Collected data
★ ★ ★ ★ ★ ★ ★

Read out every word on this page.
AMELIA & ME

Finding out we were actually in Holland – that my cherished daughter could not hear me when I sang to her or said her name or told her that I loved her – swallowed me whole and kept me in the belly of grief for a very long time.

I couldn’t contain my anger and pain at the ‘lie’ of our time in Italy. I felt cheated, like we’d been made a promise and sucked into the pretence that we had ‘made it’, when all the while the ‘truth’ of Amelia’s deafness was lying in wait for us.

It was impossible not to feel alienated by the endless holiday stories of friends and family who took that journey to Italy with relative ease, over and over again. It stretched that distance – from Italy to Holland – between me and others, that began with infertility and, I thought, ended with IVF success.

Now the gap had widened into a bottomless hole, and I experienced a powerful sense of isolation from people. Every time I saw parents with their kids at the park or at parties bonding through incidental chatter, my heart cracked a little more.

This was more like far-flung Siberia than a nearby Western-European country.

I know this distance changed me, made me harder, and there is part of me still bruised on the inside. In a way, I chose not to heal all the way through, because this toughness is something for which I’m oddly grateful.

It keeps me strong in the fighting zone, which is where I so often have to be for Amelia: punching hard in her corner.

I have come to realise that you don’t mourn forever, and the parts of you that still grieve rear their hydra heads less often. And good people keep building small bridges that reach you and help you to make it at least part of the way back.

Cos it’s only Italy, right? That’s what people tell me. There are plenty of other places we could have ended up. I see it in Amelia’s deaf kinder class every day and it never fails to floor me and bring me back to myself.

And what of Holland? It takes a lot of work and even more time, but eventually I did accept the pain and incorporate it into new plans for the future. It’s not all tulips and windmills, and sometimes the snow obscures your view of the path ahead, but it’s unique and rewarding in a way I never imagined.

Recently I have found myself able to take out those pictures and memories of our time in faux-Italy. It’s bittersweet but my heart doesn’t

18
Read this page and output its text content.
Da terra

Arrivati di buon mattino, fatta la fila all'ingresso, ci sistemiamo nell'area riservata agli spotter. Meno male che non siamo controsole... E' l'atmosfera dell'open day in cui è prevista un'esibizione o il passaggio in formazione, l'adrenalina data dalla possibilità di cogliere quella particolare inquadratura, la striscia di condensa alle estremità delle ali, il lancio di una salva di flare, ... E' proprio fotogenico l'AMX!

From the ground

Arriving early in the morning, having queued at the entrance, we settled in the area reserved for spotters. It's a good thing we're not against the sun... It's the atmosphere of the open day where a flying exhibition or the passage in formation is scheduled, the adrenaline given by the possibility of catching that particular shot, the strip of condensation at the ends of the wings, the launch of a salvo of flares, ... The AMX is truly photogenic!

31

★ ★ ★ ★ ★ ★ ★

(REQUIREMENT) Print the material once more, exactly.

(RESULT BELOW)
Read out every word on this page.
AMELIA & ME

Finding out we were actually in Holland – that my cherished daughter could not hear me when I sang to her or said her name or told her that I loved her – swallowed me whole and kept me in the belly of grief for a very long time.

I couldn’t contain my anger and pain at the ‘lie’ of our time in Italy. I felt cheated, like we’d been made a promise and sucked into the pretence that we had ‘made it’, when all the while the ‘truth’ of Amelia’s deafness was lying in wait for us.

It was impossible not to feel alienated by the endless holiday stories of friends and family who took that journey to Italy with relative ease, over and over again. It stretched that distance – from Italy to Holland – between me and others, that began with infertility and, I thought, ended with IVF success.

Now the gap had widened into a bottomless hole, and I experienced a powerful sense of isolation from people. Every time I saw parents with their kids at the park or at parties bonding through incidental chatter, my heart cracked a little more.

This was more like far-flung Siberia than a nearby Western-European country.

I know this distance changed me, made me harder, and there is part of me still bruised on the inside. In a way, I chose not to heal all the way through, because this toughness is something for which I’m oddly grateful.

It keeps me strong in the fighting zone, which is where I so often have to be for Amelia: punching hard in her corner.

I have come to realise that you don’t mourn forever, and the parts of you that still grieve rear their hydra heads less often. And good people keep building small bridges that reach you and help you to make it at least part of the way back.

Cos it’s only Italy, right? That’s what people tell me. There are plenty of other places we could have ended up. I see it in Amelia’s deaf kinder class every day and it never fails to floor me and bring me back to myself.

And what of Holland? It takes a lot of work and even more time, but eventually I did accept the pain and incorporate it into new plans for the future. It’s not all tulips and windmills, and sometimes the snow obscures your view of the path ahead, but it’s unique and rewarding in a way I never imagined.

Recently I have found myself able to take out those pictures and memories of our time in faux-Italy. It’s bittersweet but my heart doesn’t

18
Read this page and output its text content.
Da terra

Arrivati di buon mattino, fatta la fila all'ingresso, ci sistemiamo nell'area riservata agli spotter. Meno male che non siamo controsole... E' l'atmosfera dell'open day in cui è prevista un'esibizione o il passaggio in formazione, l'adrenalina data dalla possibilità di cogliere quella particolare inquadratura, la striscia di condensa alle estremità delle ali, il lancio di una salva di flare, ... E' proprio fotogenico l'AMX!

From the ground

Arriving early in the morning, having queued at the entrance, we settled in the area reserved for spotters. It's a good thing we're not against the sun... It's the atmosphere of the open day where a flying exhibition or the passage in formation is scheduled, the adrenaline given by the possibility of catching that particular shot, the strip of condensation at the ends of the wings, the launch of a salvo of flares, ... The AMX is truly photogenic!

31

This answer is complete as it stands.